What you will do: Take each line containing the word "icon" and copy it.

Task data:
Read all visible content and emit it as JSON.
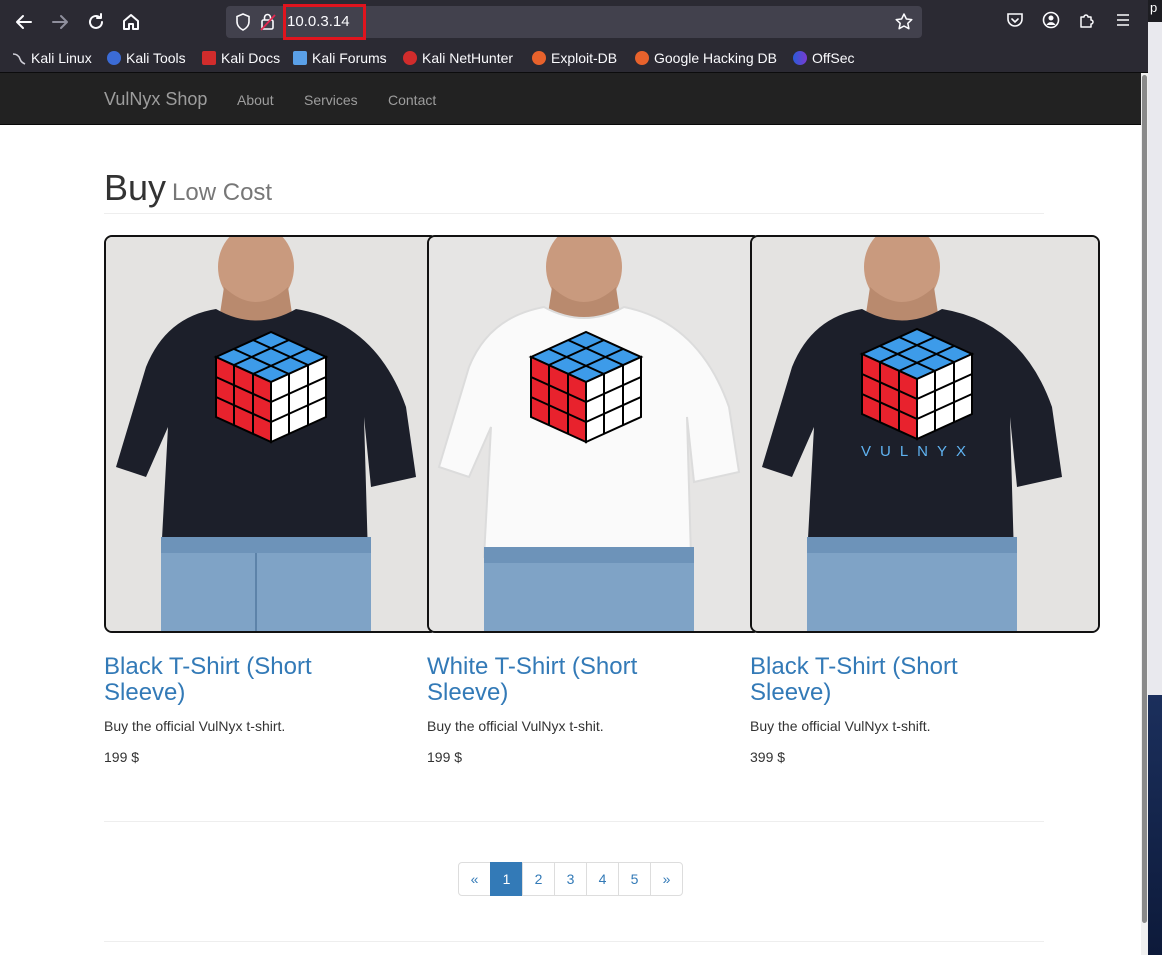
{
  "browser": {
    "url": "10.0.3.14",
    "bookmarks": [
      "Kali Linux",
      "Kali Tools",
      "Kali Docs",
      "Kali Forums",
      "Kali NetHunter",
      "Exploit-DB",
      "Google Hacking DB",
      "OffSec"
    ]
  },
  "site": {
    "brand": "VulNyx Shop",
    "nav": [
      "About",
      "Services",
      "Contact"
    ]
  },
  "main": {
    "title": "Buy",
    "subtitle": "Low Cost",
    "products": [
      {
        "title": "Black T-Shirt (Short Sleeve)",
        "desc": "Buy the official VulNyx t-shirt.",
        "price": "199 $"
      },
      {
        "title": "White T-Shirt (Short Sleeve)",
        "desc": "Buy the official VulNyx t-shit.",
        "price": "199 $"
      },
      {
        "title": "Black T-Shirt (Short Sleeve)",
        "desc": "Buy the official VulNyx t-shift.",
        "price": "399 $"
      }
    ],
    "print_text": "VULNYX"
  },
  "pagination": {
    "prev": "«",
    "pages": [
      "1",
      "2",
      "3",
      "4",
      "5"
    ],
    "next": "»",
    "active": "1"
  },
  "edge": {
    "char": "p"
  }
}
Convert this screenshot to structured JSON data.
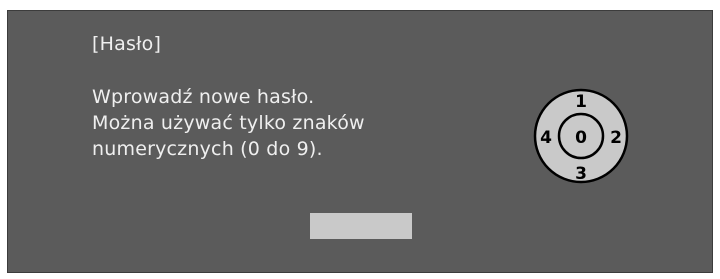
{
  "dialog": {
    "title": "[Hasło]",
    "message_lines": [
      "Wprowadź nowe hasło.",
      "Można używać tylko znaków",
      "numerycznych (0 do 9)."
    ]
  },
  "keypad": {
    "icon": "remote-numeric-keypad-icon",
    "center": "0",
    "up": "1",
    "right": "2",
    "down": "3",
    "left": "4"
  },
  "password_field": {
    "value": ""
  },
  "colors": {
    "dialog_background": "#5b5b5b",
    "text": "#efefef",
    "field": "#c9c9c9",
    "keypad_fill": "#c9c9c9",
    "keypad_stroke": "#000000"
  }
}
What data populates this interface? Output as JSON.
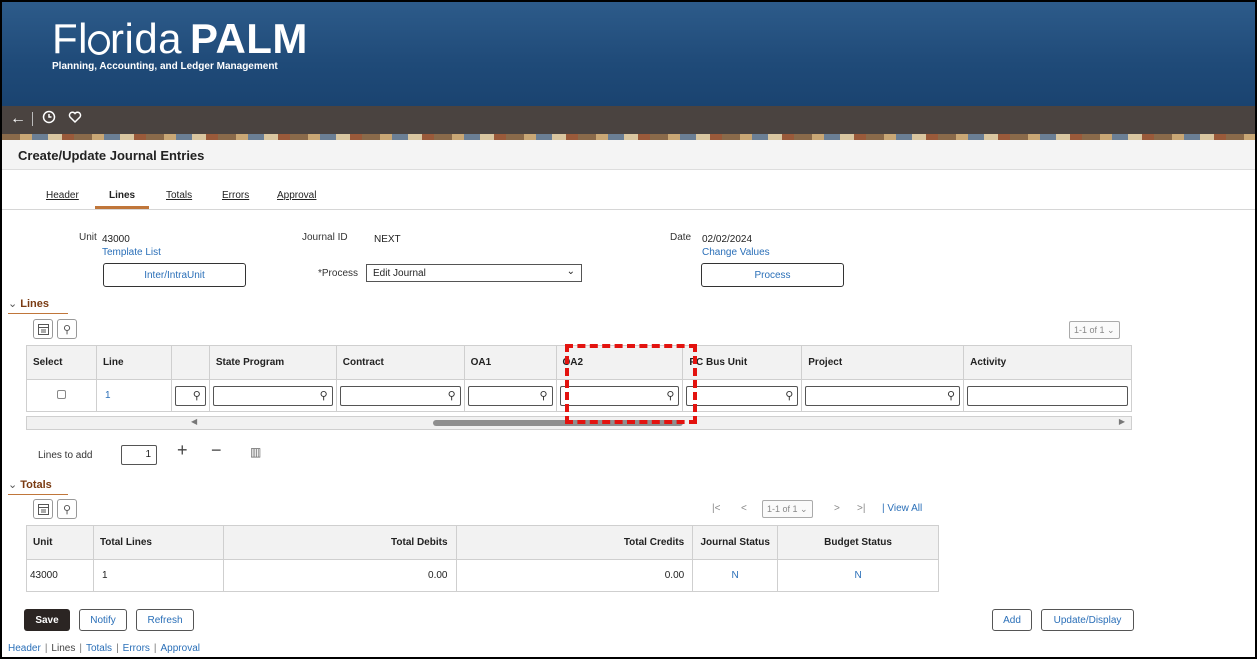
{
  "banner": {
    "logo_pre": "Fl",
    "logo_mid": "rida",
    "logo_bold": "PALM",
    "subtitle": "Planning, Accounting, and Ledger Management"
  },
  "nav": {
    "back_icon": "back-arrow-icon",
    "history_icon": "clock-icon",
    "favorite_icon": "heart-icon"
  },
  "page_title": "Create/Update Journal Entries",
  "tabs": [
    "Header",
    "Lines",
    "Totals",
    "Errors",
    "Approval"
  ],
  "active_tab": "Lines",
  "header": {
    "unit_label": "Unit",
    "unit_value": "43000",
    "template_list": "Template List",
    "inter_button": "Inter/IntraUnit",
    "journal_id_label": "Journal ID",
    "journal_id_value": "NEXT",
    "process_label": "*Process",
    "process_value": "Edit Journal",
    "date_label": "Date",
    "date_value": "02/02/2024",
    "change_values": "Change Values",
    "process_button": "Process"
  },
  "lines": {
    "section_title": "Lines",
    "pager": "1-1 of 1",
    "columns": [
      "Select",
      "Line",
      "",
      "State Program",
      "Contract",
      "OA1",
      "OA2",
      "PC Bus Unit",
      "Project",
      "Activity"
    ],
    "rows": [
      {
        "line": "1"
      }
    ],
    "lines_to_add_label": "Lines to add",
    "lines_to_add_value": "1"
  },
  "totals": {
    "section_title": "Totals",
    "pager": "1-1 of 1",
    "view_all": "View All",
    "columns": [
      "Unit",
      "Total Lines",
      "Total Debits",
      "Total Credits",
      "Journal Status",
      "Budget Status"
    ],
    "rows": [
      {
        "unit": "43000",
        "total_lines": "1",
        "total_debits": "0.00",
        "total_credits": "0.00",
        "journal_status": "N",
        "budget_status": "N"
      }
    ]
  },
  "actions": {
    "save": "Save",
    "notify": "Notify",
    "refresh": "Refresh",
    "add": "Add",
    "update_display": "Update/Display"
  },
  "footer_links": [
    "Header",
    "Lines",
    "Totals",
    "Errors",
    "Approval"
  ],
  "colors": {
    "banner": "#1f4a78",
    "accent": "#c0763a",
    "link": "#2a6fb8",
    "highlight": "#e3130f"
  }
}
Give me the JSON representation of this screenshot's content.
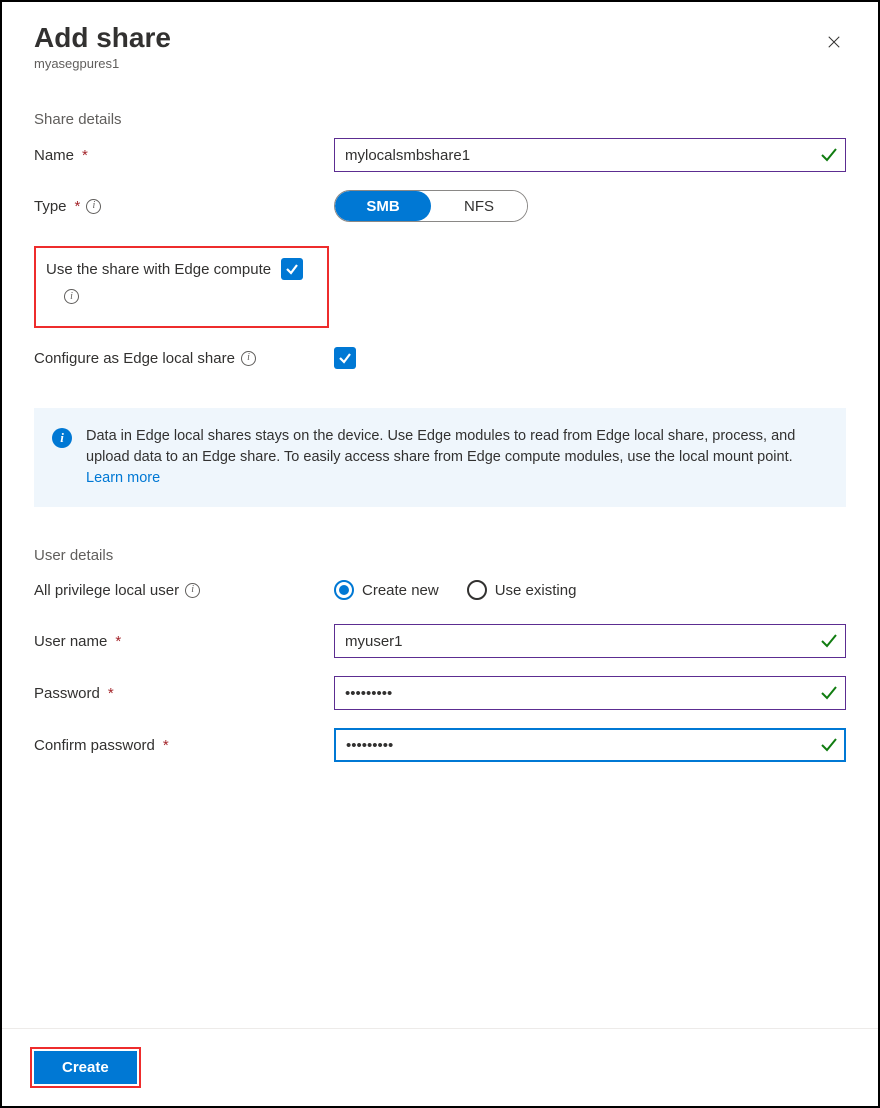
{
  "header": {
    "title": "Add share",
    "subtitle": "myasegpures1"
  },
  "share_details": {
    "section": "Share details",
    "name_label": "Name",
    "name_value": "mylocalsmbshare1",
    "type_label": "Type",
    "type_options": {
      "smb": "SMB",
      "nfs": "NFS"
    },
    "type_selected": "SMB",
    "edge_compute_label": "Use the share with Edge compute",
    "edge_compute_checked": true,
    "local_share_label": "Configure as Edge local share",
    "local_share_checked": true
  },
  "info_banner": {
    "text": "Data in Edge local shares stays on the device. Use Edge modules to read from Edge local share, process, and upload data to an Edge share. To easily access share from Edge compute modules, use the local mount point. ",
    "link": "Learn more"
  },
  "user_details": {
    "section": "User details",
    "privilege_label": "All privilege local user",
    "radio_create": "Create new",
    "radio_existing": "Use existing",
    "radio_selected": "create",
    "username_label": "User name",
    "username_value": "myuser1",
    "password_label": "Password",
    "password_value": "•••••••••",
    "confirm_label": "Confirm password",
    "confirm_value": "•••••••••"
  },
  "footer": {
    "create": "Create"
  }
}
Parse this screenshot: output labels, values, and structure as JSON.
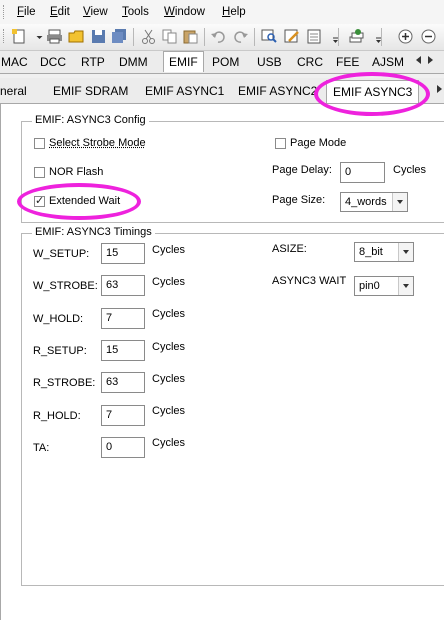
{
  "menu": {
    "items": [
      {
        "first": "F",
        "rest": "ile"
      },
      {
        "first": "E",
        "rest": "dit"
      },
      {
        "first": "V",
        "rest": "iew"
      },
      {
        "first": "T",
        "rest": "ools"
      },
      {
        "first": "W",
        "rest": "indow"
      },
      {
        "first": "H",
        "rest": "elp"
      }
    ]
  },
  "module_tabs": [
    "MAC",
    "DCC",
    "RTP",
    "DMM",
    "EMIF",
    "POM",
    "USB",
    "CRC",
    "FEE",
    "AJSM"
  ],
  "emif_tabs": [
    "neral",
    "EMIF SDRAM",
    "EMIF ASYNC1",
    "EMIF ASYNC2",
    "EMIF ASYNC3"
  ],
  "config": {
    "legend": "EMIF: ASYNC3 Config",
    "select_strobe_mode": "Select Strobe Mode",
    "nor_flash": "NOR Flash",
    "extended_wait": "Extended Wait",
    "page_mode": "Page Mode",
    "page_delay_label": "Page Delay:",
    "page_delay_value": "0",
    "page_delay_unit": "Cycles",
    "page_size_label": "Page Size:",
    "page_size_value": "4_words",
    "extended_wait_checked": true,
    "select_strobe_checked": false,
    "nor_flash_checked": false,
    "page_mode_checked": false
  },
  "timings": {
    "legend": "EMIF: ASYNC3 Timings",
    "cycles": "Cycles",
    "rows": [
      {
        "label": "W_SETUP:",
        "value": "15"
      },
      {
        "label": "W_STROBE:",
        "value": "63"
      },
      {
        "label": "W_HOLD:",
        "value": "7"
      },
      {
        "label": "R_SETUP:",
        "value": "15"
      },
      {
        "label": "R_STROBE:",
        "value": "63"
      },
      {
        "label": "R_HOLD:",
        "value": "7"
      },
      {
        "label": "TA:",
        "value": "0"
      }
    ],
    "asize_label": "ASIZE:",
    "asize_value": "8_bit",
    "async3_wait_label": "ASYNC3 WAIT",
    "async3_wait_value": "pin0"
  },
  "colors": {
    "highlight": "#ee22dd",
    "tab_active_bg": "#ffffff"
  }
}
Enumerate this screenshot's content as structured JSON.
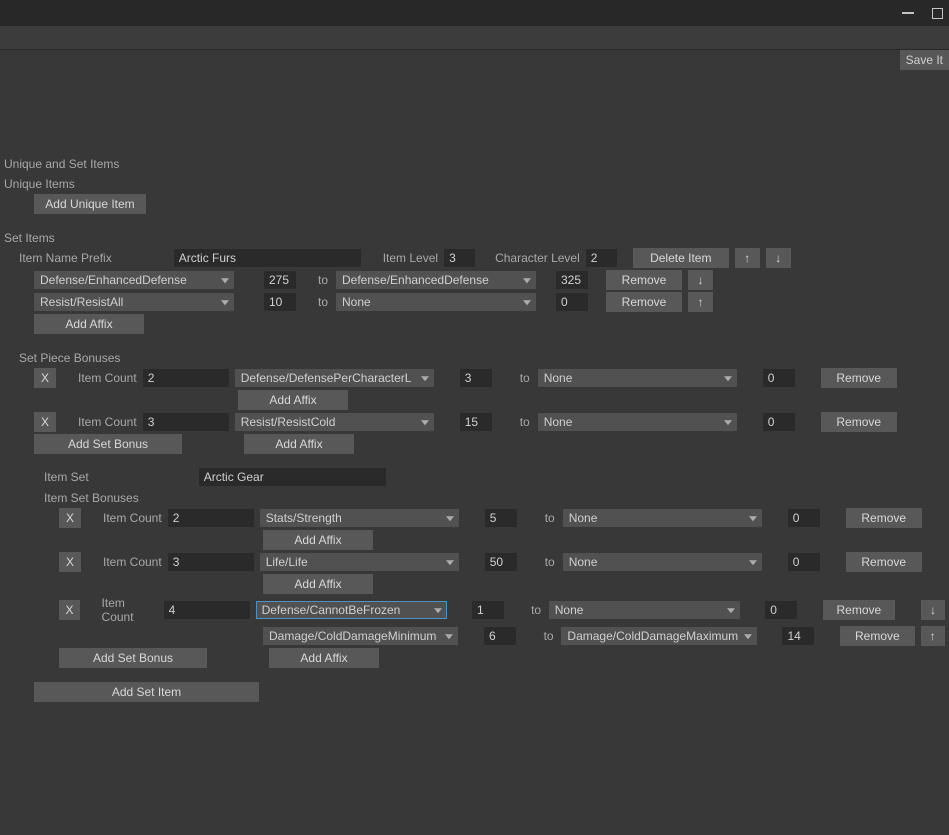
{
  "titlebar": {
    "minimize": "–",
    "maximize": "▢"
  },
  "toolbar": {
    "save": "Save It"
  },
  "headings": {
    "uniqueSet": "Unique and Set Items",
    "unique": "Unique Items",
    "setItems": "Set Items",
    "setPieceBonuses": "Set Piece Bonuses",
    "itemSet": "Item Set",
    "itemSetBonuses": "Item Set Bonuses"
  },
  "labels": {
    "addUnique": "Add Unique Item",
    "itemNamePrefix": "Item Name Prefix",
    "itemLevel": "Item Level",
    "characterLevel": "Character Level",
    "deleteItem": "Delete Item",
    "to": "to",
    "remove": "Remove",
    "addAffix": "Add Affix",
    "itemCount": "Item Count",
    "x": "X",
    "addSetBonus": "Add Set Bonus",
    "addSetItem": "Add Set Item",
    "up": "↑",
    "down": "↓"
  },
  "setItem": {
    "namePrefix": "Arctic Furs",
    "itemLevel": "3",
    "characterLevel": "2",
    "affixes": [
      {
        "left": "Defense/EnhancedDefense",
        "leftVal": "275",
        "right": "Defense/EnhancedDefense",
        "rightVal": "325",
        "hasUp": false,
        "hasDown": true
      },
      {
        "left": "Resist/ResistAll",
        "leftVal": "10",
        "right": "None",
        "rightVal": "0",
        "hasUp": true,
        "hasDown": false
      }
    ]
  },
  "setPieceBonuses": [
    {
      "itemCount": "2",
      "affixes": [
        {
          "left": "Defense/DefensePerCharacterL",
          "leftVal": "3",
          "right": "None",
          "rightVal": "0"
        }
      ]
    },
    {
      "itemCount": "3",
      "affixes": [
        {
          "left": "Resist/ResistCold",
          "leftVal": "15",
          "right": "None",
          "rightVal": "0"
        }
      ]
    }
  ],
  "itemSet": {
    "name": "Arctic Gear",
    "bonuses": [
      {
        "itemCount": "2",
        "affixes": [
          {
            "left": "Stats/Strength",
            "leftVal": "5",
            "right": "None",
            "rightVal": "0",
            "hasUp": false,
            "hasDown": false
          }
        ]
      },
      {
        "itemCount": "3",
        "affixes": [
          {
            "left": "Life/Life",
            "leftVal": "50",
            "right": "None",
            "rightVal": "0",
            "hasUp": false,
            "hasDown": false
          }
        ]
      },
      {
        "itemCount": "4",
        "affixes": [
          {
            "left": "Defense/CannotBeFrozen",
            "leftVal": "1",
            "right": "None",
            "rightVal": "0",
            "selected": true,
            "hasUp": false,
            "hasDown": true
          },
          {
            "left": "Damage/ColdDamageMinimum",
            "leftVal": "6",
            "right": "Damage/ColdDamageMaximum",
            "rightVal": "14",
            "hasUp": true,
            "hasDown": false
          }
        ]
      }
    ]
  }
}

Full response:
    "icon": "remote-numeric-keypad-icon",
    "back_icon": "back-arrow-icon",
    "history_icon": "clock-icon",
    "favorite_icon": "heart-icon"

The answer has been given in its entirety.